→ EXERCISE INSTRUCTIONS:
Return all lines in the material below that contain "HMAS".

→ ENTRIES SUPPLIED:
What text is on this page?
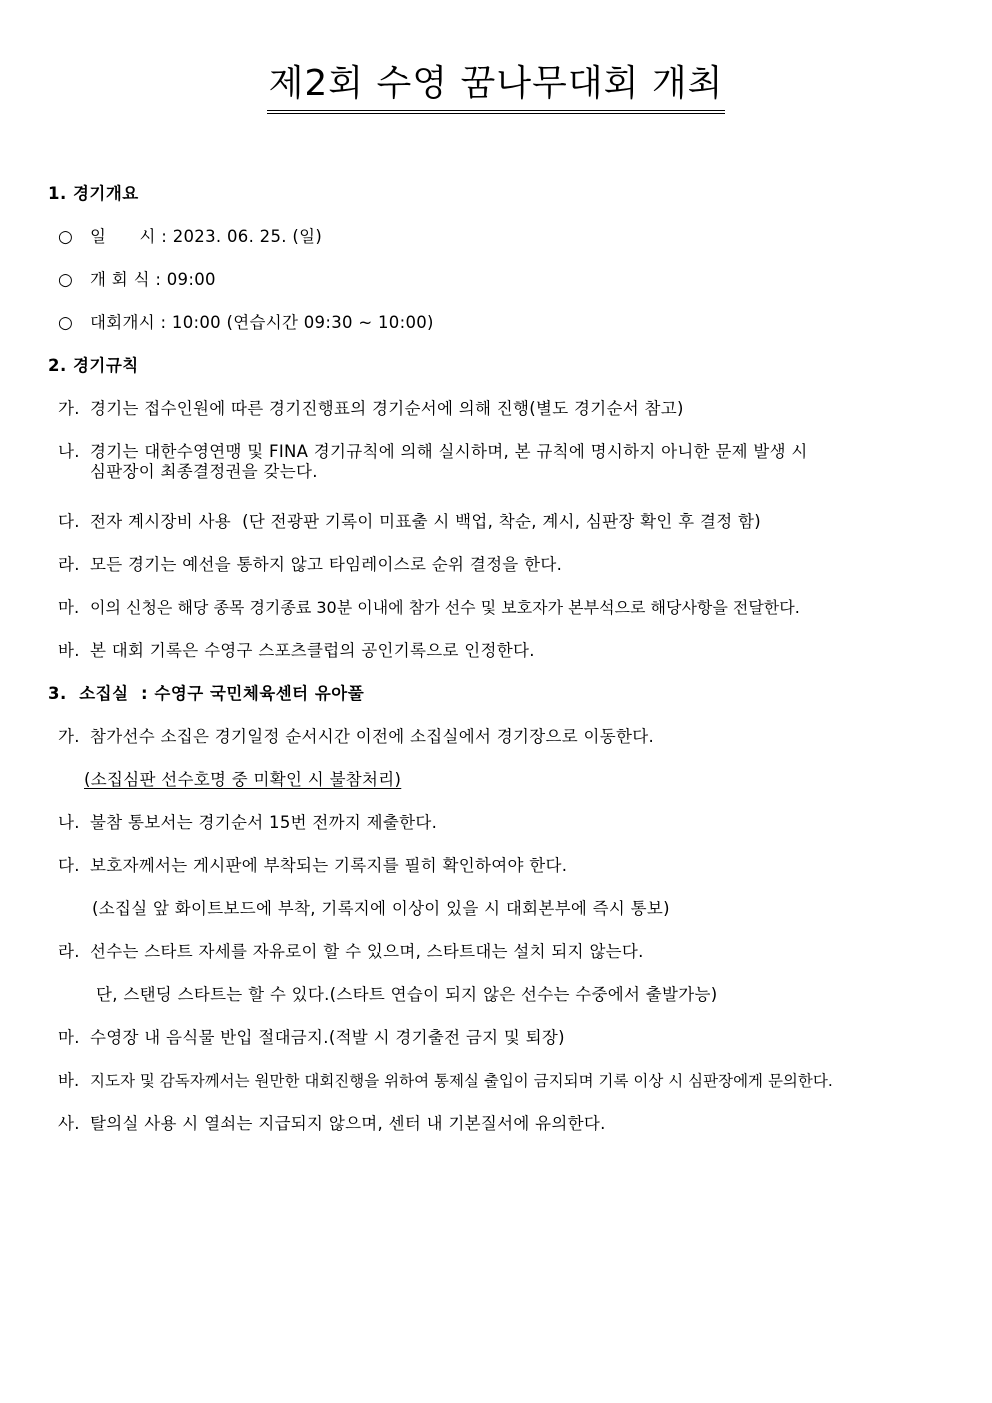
제2회 수영 꿈나무대회 개최
1. 경기개요
○ 일      시 : 2023. 06. 25. (일)
○ 개 회 식 : 09:00
○ 대회개시 : 10:00 (연습시간 09:30 ~ 10:00)
2. 경기규칙
가. 경기는 접수인원에 따른 경기진행표의 경기순서에 의해 진행(별도 경기순서 참고)
나. 경기는 대한수영연맹 및 FINA 경기규칙에 의해 실시하며, 본 규칙에 명시하지 아니한 문제 발생 시
심판장이 최종결정권을 갖는다.
다. 전자 계시장비 사용  (단 전광판 기록이 미표출 시 백업, 착순, 계시, 심판장 확인 후 결정 함)
라. 모든 경기는 예선을 통하지 않고 타임레이스로 순위 결정을 한다.
마. 이의 신청은 해당 종목 경기종료 30분 이내에 참가 선수 및 보호자가 본부석으로 해당사항을 전달한다.
바. 본 대회 기록은 수영구 스포츠클럽의 공인기록으로 인정한다.
3.  소집실  : 수영구 국민체육센터 유아풀
가. 참가선수 소집은 경기일정 순서시간 이전에 소집실에서 경기장으로 이동한다.
(소집심판 선수호명 중 미확인 시 불참처리)
나. 불참 통보서는 경기순서 15번 전까지 제출한다.
다. 보호자께서는 게시판에 부착되는 기록지를 필히 확인하여야 한다.
(소집실 앞 화이트보드에 부착, 기록지에 이상이 있을 시 대회본부에 즉시 통보)
라. 선수는 스타트 자세를 자유로이 할 수 있으며, 스타트대는 설치 되지 않는다.
단, 스탠딩 스타트는 할 수 있다.(스타트 연습이 되지 않은 선수는 수중에서 출발가능)
마. 수영장 내 음식물 반입 절대금지.(적발 시 경기출전 금지 및 퇴장)
바. 지도자 및 감독자께서는 원만한 대회진행을 위하여 통제실 출입이 금지되며 기록 이상 시 심판장에게 문의한다.
사. 탈의실 사용 시 열쇠는 지급되지 않으며, 센터 내 기본질서에 유의한다.
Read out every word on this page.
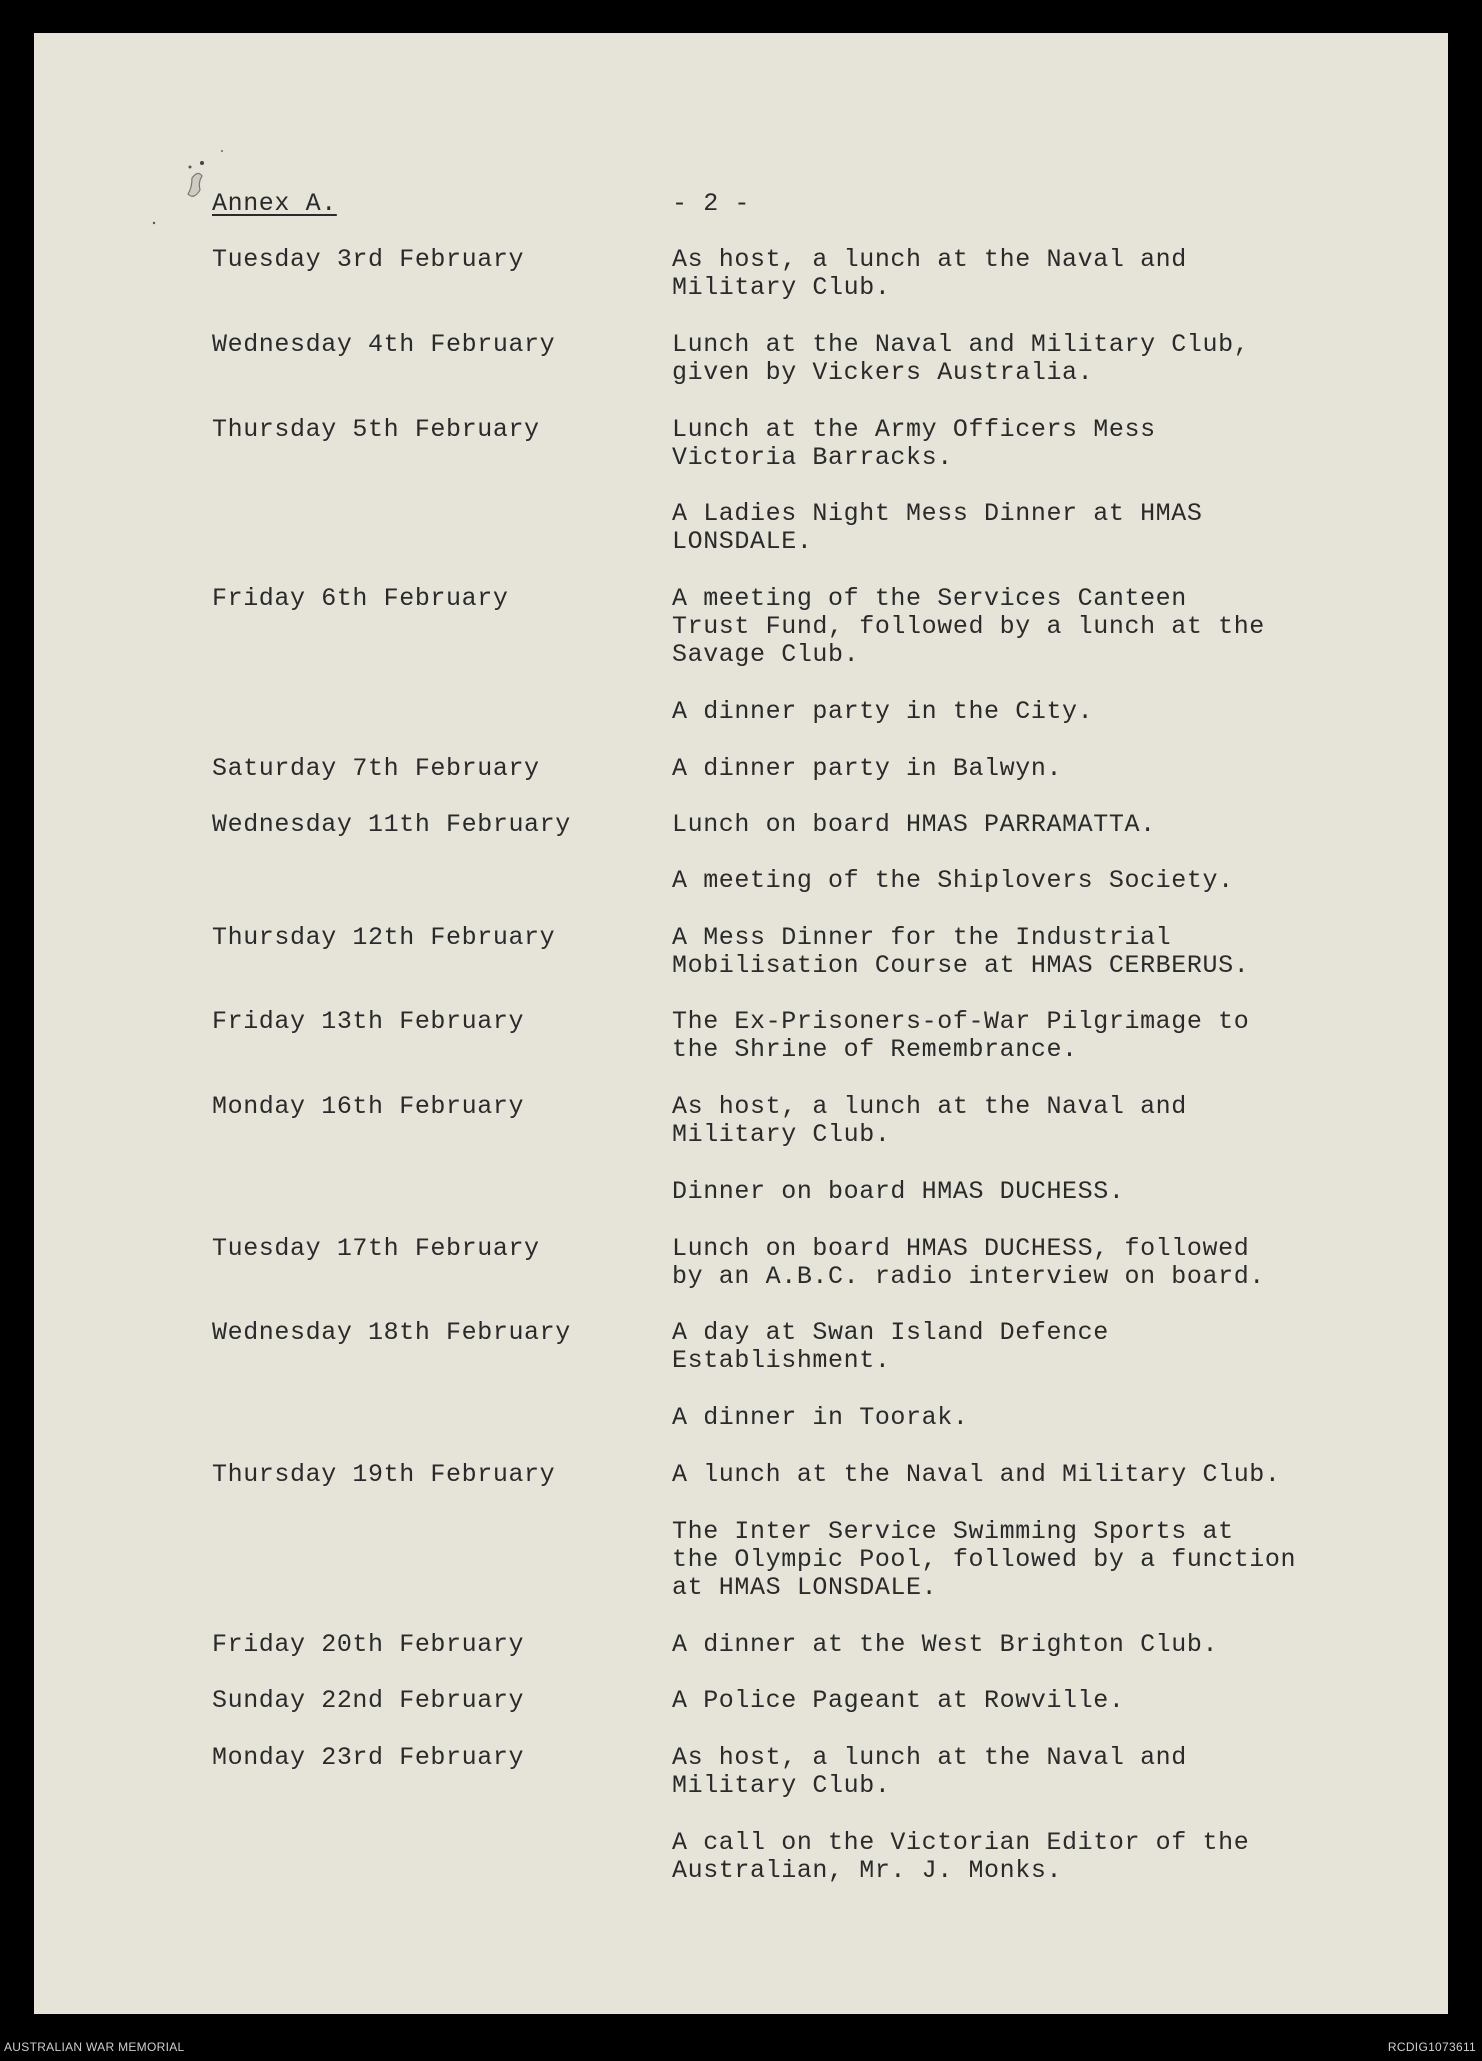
Annex A.	- 2 -
Tuesday 3rd February	As host, a lunch at the Naval and
Military Club.
Wednesday 4th February	Lunch at the Naval and Military Club,
given by Vickers Australia.
Thursday 5th February	Lunch at the Army Officers Mess
Victoria Barracks.
A Ladies Night Mess Dinner at HMAS
LONSDALE.
Friday 6th February	A meeting of the Services Canteen
Trust Fund, followed by a lunch at the
Savage Club.
A dinner party in the City.
Saturday 7th February	A dinner party in Balwyn.
Wednesday 11th February	Lunch on board HMAS PARRAMATTA.
A meeting of the Shiplovers Society.
Thursday 12th February	A Mess Dinner for the Industrial
Mobilisation Course at HMAS CERBERUS.
Friday 13th February	The Ex-Prisoners-of-War Pilgrimage to
the Shrine of Remembrance.
Monday 16th February	As host, a lunch at the Naval and
Military Club.
Dinner on board HMAS DUCHESS.
Tuesday 17th February	Lunch on board HMAS DUCHESS, followed
by an A.B.C. radio interview on board.
Wednesday 18th February	A day at Swan Island Defence
Establishment.
A dinner in Toorak.
Thursday 19th February	A lunch at the Naval and Military Club.
The Inter Service Swimming Sports at
the Olympic Pool, followed by a function
at HMAS LONSDALE.
Friday 20th February	A dinner at the West Brighton Club.
Sunday 22nd February	A Police Pageant at Rowville.
Monday 23rd February	As host, a lunch at the Naval and
Military Club.
A call on the Victorian Editor of the
Australian, Mr. J. Monks.
AUSTRALIAN WAR MEMORIAL	RCDIG1073611
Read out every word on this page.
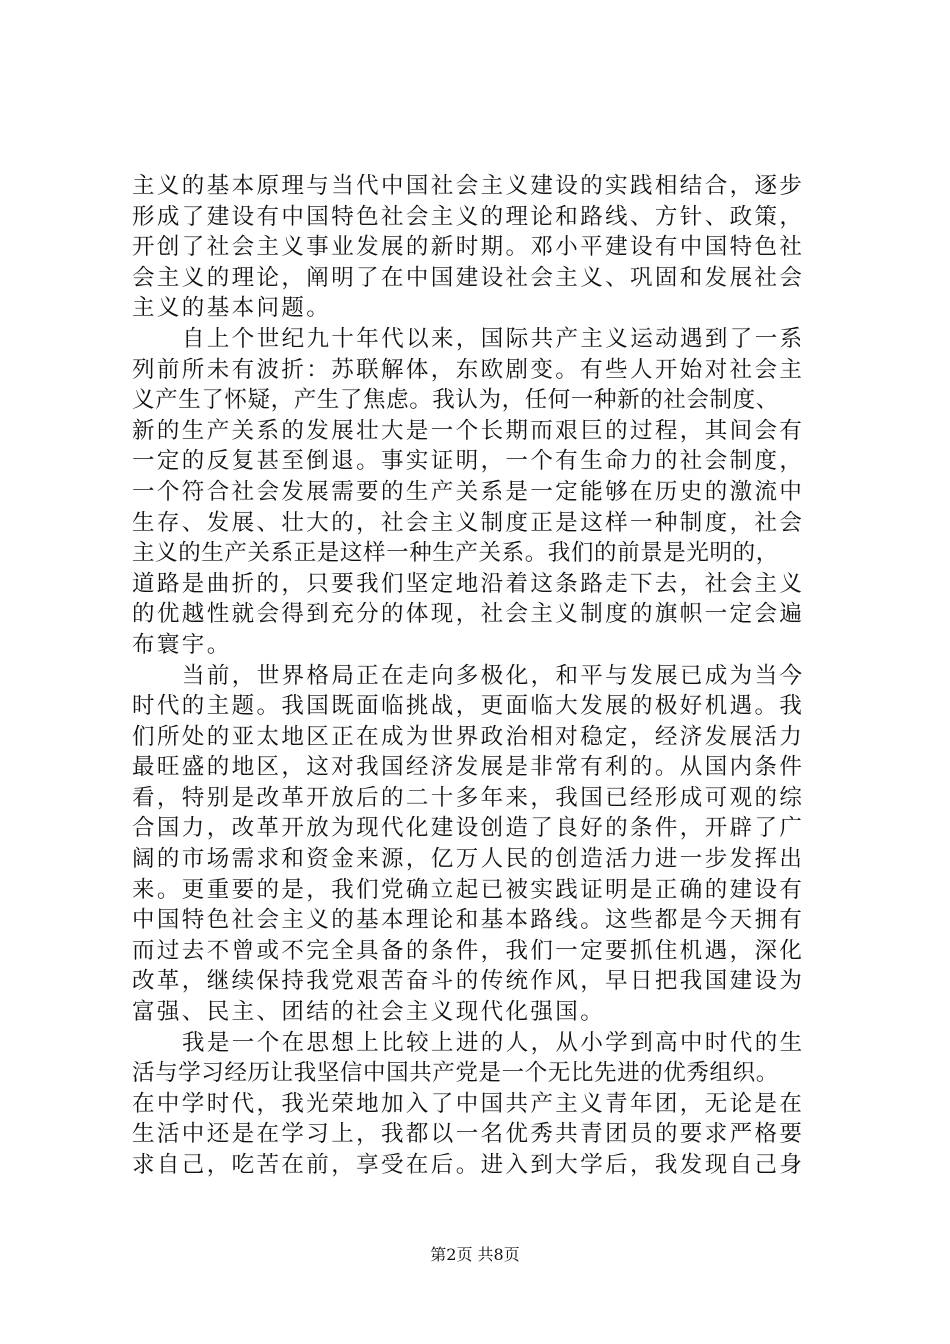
主义的基本原理与当代中国社会主义建设的实践相结合，逐步
形成了建设有中国特色社会主义的理论和路线、方针、政策，
开创了社会主义事业发展的新时期。邓小平建设有中国特色社
会主义的理论，阐明了在中国建设社会主义、巩固和发展社会
主义的基本问题。
自上个世纪九十年代以来，国际共产主义运动遇到了一系
列前所未有波折：苏联解体，东欧剧变。有些人开始对社会主
义产生了怀疑，产生了焦虑。我认为，任何一种新的社会制度、
新的生产关系的发展壮大是一个长期而艰巨的过程，其间会有
一定的反复甚至倒退。事实证明，一个有生命力的社会制度，
一个符合社会发展需要的生产关系是一定能够在历史的激流中
生存、发展、壮大的，社会主义制度正是这样一种制度，社会
主义的生产关系正是这样一种生产关系。我们的前景是光明的，
道路是曲折的，只要我们坚定地沿着这条路走下去，社会主义
的优越性就会得到充分的体现，社会主义制度的旗帜一定会遍
布寰宇。
当前，世界格局正在走向多极化，和平与发展已成为当今
时代的主题。我国既面临挑战，更面临大发展的极好机遇。我
们所处的亚太地区正在成为世界政治相对稳定，经济发展活力
最旺盛的地区，这对我国经济发展是非常有利的。从国内条件
看，特别是改革开放后的二十多年来，我国已经形成可观的综
合国力，改革开放为现代化建设创造了良好的条件，开辟了广
阔的市场需求和资金来源，亿万人民的创造活力进一步发挥出
来。更重要的是，我们党确立起已被实践证明是正确的建设有
中国特色社会主义的基本理论和基本路线。这些都是今天拥有
而过去不曾或不完全具备的条件，我们一定要抓住机遇，深化
改革，继续保持我党艰苦奋斗的传统作风，早日把我国建设为
富强、民主、团结的社会主义现代化强国。
我是一个在思想上比较上进的人，从小学到高中时代的生
活与学习经历让我坚信中国共产党是一个无比先进的优秀组织。
在中学时代，我光荣地加入了中国共产主义青年团，无论是在
生活中还是在学习上，我都以一名优秀共青团员的要求严格要
求自己，吃苦在前，享受在后。进入到大学后，我发现自己身
第2页 共8页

→ EXERCISE RESULT:
A Ladies Night Mess Dinner at HMAS
Wednesday 11th February	Lunch on board HMAS PARRAMATTA.
Mobilisation Course at HMAS CERBERUS.
Dinner on board HMAS DUCHESS.
Tuesday 17th February	Lunch on board HMAS DUCHESS, followed
at HMAS LONSDALE.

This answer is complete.